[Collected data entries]
——
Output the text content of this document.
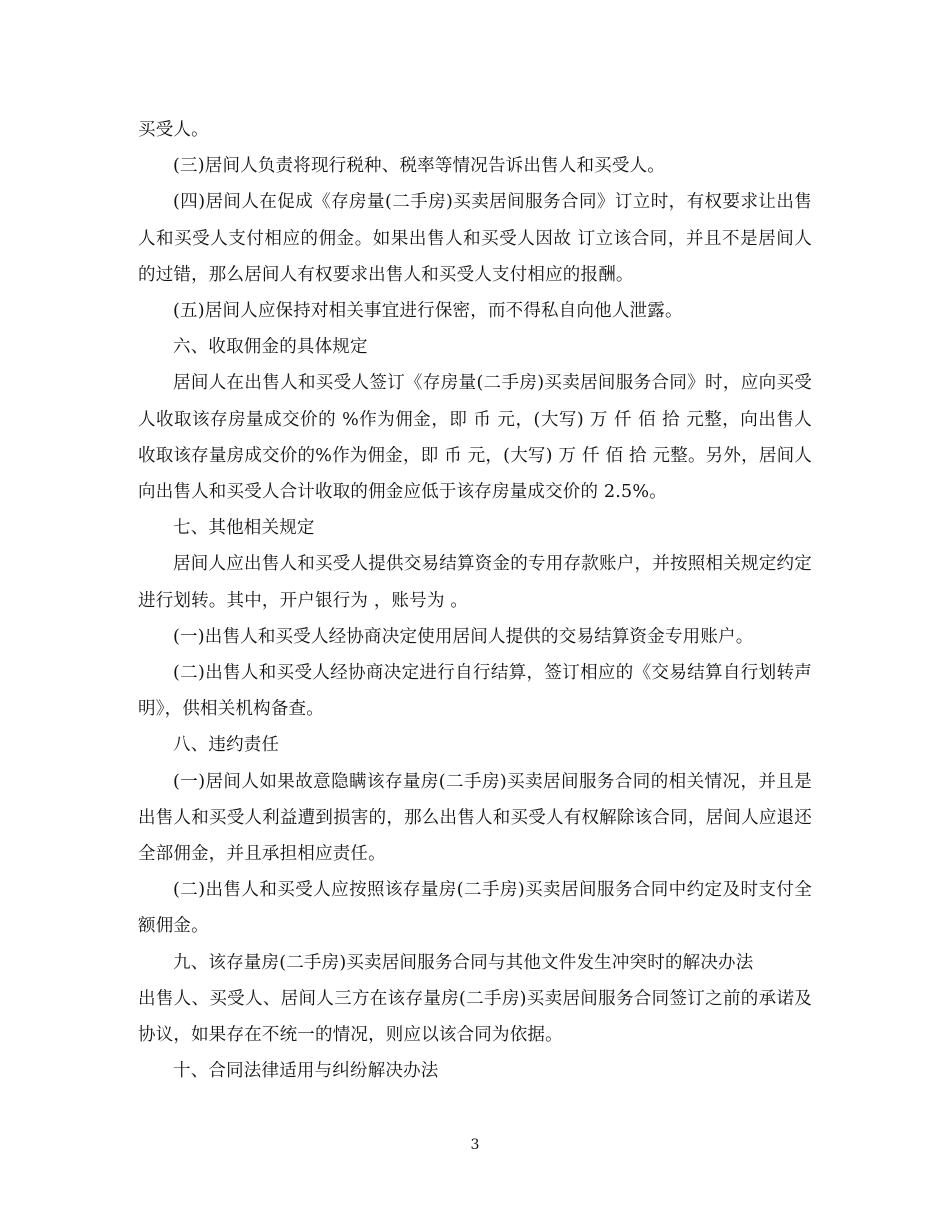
买受人。

(三)居间人负责将现行税种、税率等情况告诉出售人和买受人。

(四)居间人在促成《存房量(二手房)买卖居间服务合同》订立时，有权要求让出售人和买受人支付相应的佣金。如果出售人和买受人因故 订立该合同，并且不是居间人的过错，那么居间人有权要求出售人和买受人支付相应的报酬。

(五)居间人应保持对相关事宜进行保密，而不得私自向他人泄露。

六、收取佣金的具体规定

居间人在出售人和买受人签订《存房量(二手房)买卖居间服务合同》时，应向买受人收取该存房量成交价的 %作为佣金，即 币 元，(大写) 万 仟 佰 拾 元整，向出售人收取该存量房成交价的%作为佣金，即 币 元，(大写) 万 仟 佰 拾 元整。另外，居间人向出售人和买受人合计收取的佣金应低于该存房量成交价的 2.5%。

七、其他相关规定

居间人应出售人和买受人提供交易结算资金的专用存款账户，并按照相关规定约定进行划转。其中，开户银行为 ，账号为 。

(一)出售人和买受人经协商决定使用居间人提供的交易结算资金专用账户。

(二)出售人和买受人经协商决定进行自行结算，签订相应的《交易结算自行划转声明》，供相关机构备查。

八、违约责任

(一)居间人如果故意隐瞒该存量房(二手房)买卖居间服务合同的相关情况，并且是出售人和买受人利益遭到损害的，那么出售人和买受人有权解除该合同，居间人应退还全部佣金，并且承担相应责任。

(二)出售人和买受人应按照该存量房(二手房)买卖居间服务合同中约定及时支付全额佣金。

九、该存量房(二手房)买卖居间服务合同与其他文件发生冲突时的解决办法

出售人、买受人、居间人三方在该存量房(二手房)买卖居间服务合同签订之前的承诺及协议，如果存在不统一的情况，则应以该合同为依据。

十、合同法律适用与纠纷解决办法

3
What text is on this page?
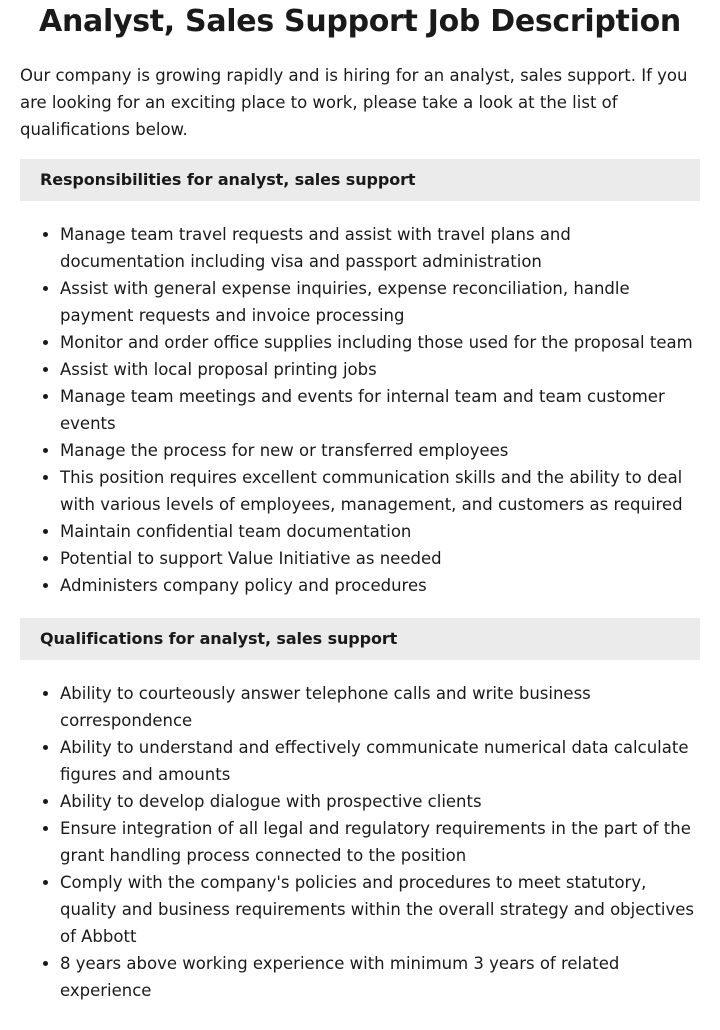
Analyst, Sales Support Job Description

Our company is growing rapidly and is hiring for an analyst, sales support. If you are looking for an exciting place to work, please take a look at the list of qualifications below.

Responsibilities for analyst, sales support
• Manage team travel requests and assist with travel plans and documentation including visa and passport administration
• Assist with general expense inquiries, expense reconciliation, handle payment requests and invoice processing
• Monitor and order office supplies including those used for the proposal team
• Assist with local proposal printing jobs
• Manage team meetings and events for internal team and team customer events
• Manage the process for new or transferred employees
• This position requires excellent communication skills and the ability to deal with various levels of employees, management, and customers as required
• Maintain confidential team documentation
• Potential to support Value Initiative as needed
• Administers company policy and procedures
Qualifications for analyst, sales support
• Ability to courteously answer telephone calls and write business correspondence
• Ability to understand and effectively communicate numerical data calculate figures and amounts
• Ability to develop dialogue with prospective clients
• Ensure integration of all legal and regulatory requirements in the part of the grant handling process connected to the position
• Comply with the company's policies and procedures to meet statutory, quality and business requirements within the overall strategy and objectives of Abbott
• 8 years above working experience with minimum 3 years of related experience
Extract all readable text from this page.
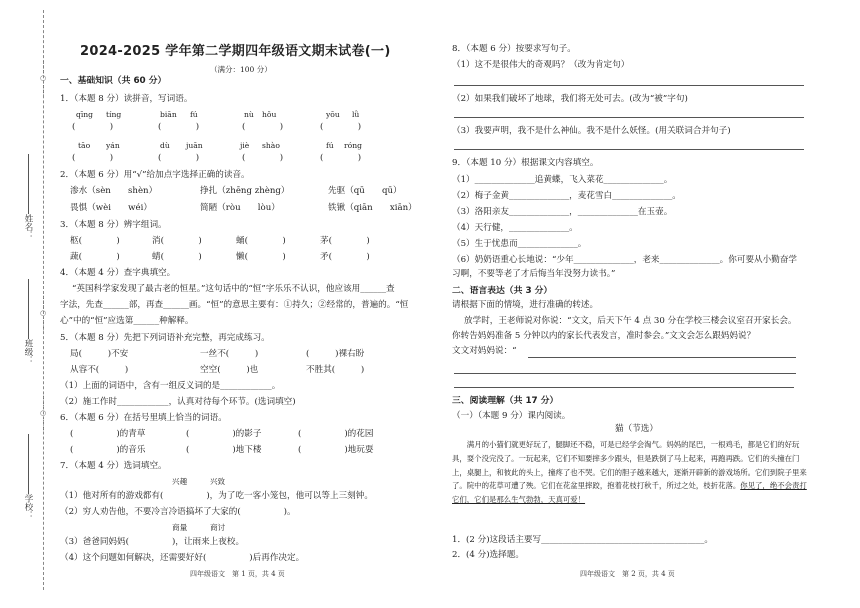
⋯⋯○⋯⋯
⋯⋯○⋯⋯
⋯⋯○⋯⋯
姓名：
班级：
学校：
2024-2025 学年第二学期四年级语文期末试卷(一)
（满分：100 分）
一、基础知识（共 60 分）
1．（本题 8 分）读拼音，写词语。
qīng tíng	biān fú	nù hǒu	yōu lǜ
(　　　　)	(　　　　)	(　　　　)	(　　　　)
tāo yán	dù juān	jiè shào	fú róng
(　　　　)	(　　　　)	(　　　　)	(　　　　)
2．（本题 6 分）用“√”给加点字选择正确的读音。
渗水（sèn　　shèn）	挣扎（zhēng zhèng）	先驱（qū　　qū）
畏惧（wèi　　wéi）	简陋（ròu　　lòu）	铁锹（qiān　　xiān）
3．（本题 8 分）辨字组词。
柩(　　　　)	消(　　　　)	蛹(　　　　)	茅(　　　　)
蔬(　　　　)	蜻(　　　　)	懒(　　　　)	矛(　　　　)
4．（本题 4 分）查字典填空。
“英国科学家发现了最古老的恒星。”这句话中的“恒”字乐乐不认识，他应该用______查
字法，先查______部，再查______画。“恒”的意思主要有：①持久；②经常的，普遍的。“恒
心”中的“恒”应选第______种解释。
5．（本题 8 分）先把下列词语补充完整，再完成练习。
局(　　　)不安	一丝不(　　　)	(　　　)裸右盼
从容不(　　　)	空空(　　　)也	不胜其(　　　)
（1）上面的词语中，含有一组反义词的是____________。
（2）施工作时____________，认真对待每个环节。(选词填空)
6．（本题 6 分）在括号里填上恰当的词语。
(　　　　　)的青草	(　　　　　)的影子	(　　　　　)的花园
(　　　　　)的音乐	(　　　　　)地下楼	(　　　　　)地玩耍
7．（本题 4 分）选词填空。
兴趣　　　兴致
（1）他对所有的游戏都有(　　　　　)，为了吃一客小笼包，他可以等上三刻钟。
（2）穷人劝告他，不要冷言冷语搞坏了大家的(　　　　　)。
商量　　　商讨
（3）爸爸同妈妈(　　　　　)，让雨来上夜校。
（4）这个问题如何解决，还需要好好(　　　　　)后再作决定。
四年级语文　第 1 页，共 4 页
8．（本题 6 分）按要求写句子。
（1）这不是很伟大的奇观吗？（改为肯定句）
（2）如果我们破坏了地球，我们将无处可去。(改为“被”字句)
（3）我要声明，我不是什么神仙。我不是什么妖怪。(用关联词合并句子)
9．（本题 10 分）根据课文内容填空。
（1）______________追黄蝶，飞入菜花______________。
（2）梅子金黄______________，麦花雪白______________。
（3）洛阳亲友______________，______________在玉壶。
（4）天行健，______________。
（5）生于忧患而______________。
（6）奶奶语重心长地说：“少年______________，老来______________。你可要从小勤奋学
习啊，不要等老了才后悔当年没努力读书。”
二、语言表达（共 3 分）
请根据下面的情境，进行准确的转述。
放学时，王老师说对你说：“文文，后天下午 4 点 30 分在学校三楼会议室召开家长会。
你转告妈妈准备 5 分钟以内的家长代表发言，准时参会。”文文会怎么跟妈妈说？
文文对妈妈说：“
三、阅读理解（共 17 分）
（一）（本题 9 分）课内阅读。
猫（节选）
满月的小猫们就更好玩了，腿脚还不稳，可是已经学会淘气。妈妈的尾巴，一根鸡毛，都是它们的好玩具，耍个没完没了。一玩起来，它们不知要摔多少跟头，但是跌倒了马上起来，再跑再跌。它们的头撞在门上，桌腿上，和彼此的头上，撞疼了也不哭。它们的胆子越来越大，逐渐开辟新的游戏场所。它们到院子里来了。院中的花草可遭了殃。它们在花盆里摔跤，抱着花枝打秋千，所过之处，枝折花落。你见了，绝不会责打它们，它们是那么生气勃勃，天真可爱！
1．(2 分)这段话主要写______________________________________。
2．(4 分)选择题。
四年级语文　第 2 页，共 4 页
——
• Written task:
Skip the pictures and write out exactly the lines from the line containing "Extract all readable text from this page." through the end of the listing above.

• Task solution:
Extract all readable text from this page.
⋯⋯○⋯⋯
⋯⋯○⋯⋯
⋯⋯○⋯⋯
姓名：
班级：
学校：
2024-2025 学年第二学期四年级语文期末试卷(一)
（满分：100 分）
一、基础知识（共 60 分）
1．（本题 8 分）读拼音，写词语。
qīng tíng	biān fú	nù hǒu	yōu lǜ
(　　　　)	(　　　　)	(　　　　)	(　　　　)
tāo yán	dù juān	jiè shào	fú róng
(　　　　)	(　　　　)	(　　　　)	(　　　　)
2．（本题 6 分）用“√”给加点字选择正确的读音。
渗水（sèn　　shèn）	挣扎（zhēng zhèng）	先驱（qū　　qū）
畏惧（wèi　　wéi）	简陋（ròu　　lòu）	铁锹（qiān　　xiān）
3．（本题 8 分）辨字组词。
柩(　　　　)	消(　　　　)	蛹(　　　　)	茅(　　　　)
蔬(　　　　)	蜻(　　　　)	懒(　　　　)	矛(　　　　)
4．（本题 4 分）查字典填空。
“英国科学家发现了最古老的恒星。”这句话中的“恒”字乐乐不认识，他应该用______查
字法，先查______部，再查______画。“恒”的意思主要有：①持久；②经常的，普遍的。“恒
心”中的“恒”应选第______种解释。
5．（本题 8 分）先把下列词语补充完整，再完成练习。
局(　　　)不安	一丝不(　　　)	(　　　)裸右盼
从容不(　　　)	空空(　　　)也	不胜其(　　　)
（1）上面的词语中，含有一组反义词的是____________。
（2）施工作时____________，认真对待每个环节。(选词填空)
6．（本题 6 分）在括号里填上恰当的词语。
(　　　　　)的青草	(　　　　　)的影子	(　　　　　)的花园
(　　　　　)的音乐	(　　　　　)地下楼	(　　　　　)地玩耍
7．（本题 4 分）选词填空。
兴趣　　　兴致
（1）他对所有的游戏都有(　　　　　)，为了吃一客小笼包，他可以等上三刻钟。
（2）穷人劝告他，不要冷言冷语搞坏了大家的(　　　　　)。
商量　　　商讨
（3）爸爸同妈妈(　　　　　)，让雨来上夜校。
（4）这个问题如何解决，还需要好好(　　　　　)后再作决定。
四年级语文　第 1 页，共 4 页
8．（本题 6 分）按要求写句子。
（1）这不是很伟大的奇观吗？（改为肯定句）
（2）如果我们破坏了地球，我们将无处可去。(改为“被”字句)
（3）我要声明，我不是什么神仙。我不是什么妖怪。(用关联词合并句子)
9．（本题 10 分）根据课文内容填空。
（1）______________追黄蝶，飞入菜花______________。
（2）梅子金黄______________，麦花雪白______________。
（3）洛阳亲友______________，______________在玉壶。
（4）天行健，______________。
（5）生于忧患而______________。
（6）奶奶语重心长地说：“少年______________，老来______________。你可要从小勤奋学
习啊，不要等老了才后悔当年没努力读书。”
二、语言表达（共 3 分）
请根据下面的情境，进行准确的转述。
放学时，王老师说对你说：“文文，后天下午 4 点 30 分在学校三楼会议室召开家长会。
你转告妈妈准备 5 分钟以内的家长代表发言，准时参会。”文文会怎么跟妈妈说？
文文对妈妈说：“
三、阅读理解（共 17 分）
（一）（本题 9 分）课内阅读。
猫（节选）
满月的小猫们就更好玩了，腿脚还不稳，可是已经学会淘气。妈妈的尾巴，一根鸡毛，都是它们的好玩具，耍个没完没了。一玩起来，它们不知要摔多少跟头，但是跌倒了马上起来，再跑再跌。它们的头撞在门上，桌腿上，和彼此的头上，撞疼了也不哭。它们的胆子越来越大，逐渐开辟新的游戏场所。它们到院子里来了。院中的花草可遭了殃。它们在花盆里摔跤，抱着花枝打秋千，所过之处，枝折花落。你见了，绝不会责打它们，它们是那么生气勃勃，天真可爱！
1．(2 分)这段话主要写______________________________________。
2．(4 分)选择题。
四年级语文　第 2 页，共 4 页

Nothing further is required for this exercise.